# Task objective
Extract each line holding the word "encostos" from the entries.

[Dataset records]
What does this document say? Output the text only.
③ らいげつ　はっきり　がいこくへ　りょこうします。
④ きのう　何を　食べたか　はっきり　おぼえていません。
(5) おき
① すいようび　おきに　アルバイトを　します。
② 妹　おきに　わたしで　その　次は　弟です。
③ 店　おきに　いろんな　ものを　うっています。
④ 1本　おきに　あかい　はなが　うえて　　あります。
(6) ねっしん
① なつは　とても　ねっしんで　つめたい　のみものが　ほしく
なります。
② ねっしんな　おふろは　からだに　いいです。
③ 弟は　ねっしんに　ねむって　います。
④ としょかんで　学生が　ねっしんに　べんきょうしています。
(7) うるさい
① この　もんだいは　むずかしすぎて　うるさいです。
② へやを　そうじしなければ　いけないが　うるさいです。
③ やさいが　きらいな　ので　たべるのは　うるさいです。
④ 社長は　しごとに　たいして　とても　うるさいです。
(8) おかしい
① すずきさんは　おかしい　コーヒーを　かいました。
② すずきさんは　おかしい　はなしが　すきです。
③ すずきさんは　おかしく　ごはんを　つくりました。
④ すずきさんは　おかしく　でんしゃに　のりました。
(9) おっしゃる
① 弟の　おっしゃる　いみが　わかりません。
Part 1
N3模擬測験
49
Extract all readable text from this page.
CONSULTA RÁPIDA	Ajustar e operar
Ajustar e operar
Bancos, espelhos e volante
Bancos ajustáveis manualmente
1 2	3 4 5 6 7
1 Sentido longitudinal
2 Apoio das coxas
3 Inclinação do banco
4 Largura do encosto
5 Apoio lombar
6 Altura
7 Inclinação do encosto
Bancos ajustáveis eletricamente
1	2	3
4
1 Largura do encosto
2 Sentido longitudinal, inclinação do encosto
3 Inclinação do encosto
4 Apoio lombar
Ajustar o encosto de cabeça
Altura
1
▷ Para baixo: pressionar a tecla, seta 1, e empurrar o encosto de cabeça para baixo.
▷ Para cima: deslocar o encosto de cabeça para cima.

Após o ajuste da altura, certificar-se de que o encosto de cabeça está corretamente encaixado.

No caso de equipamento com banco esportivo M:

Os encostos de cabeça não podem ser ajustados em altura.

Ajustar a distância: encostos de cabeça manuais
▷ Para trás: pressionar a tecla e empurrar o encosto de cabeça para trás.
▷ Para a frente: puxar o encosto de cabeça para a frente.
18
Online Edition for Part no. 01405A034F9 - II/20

# Task output
Os encostos de cabeça não podem ser ajustados em altura.
Ajustar a distância: encostos de cabeça manuais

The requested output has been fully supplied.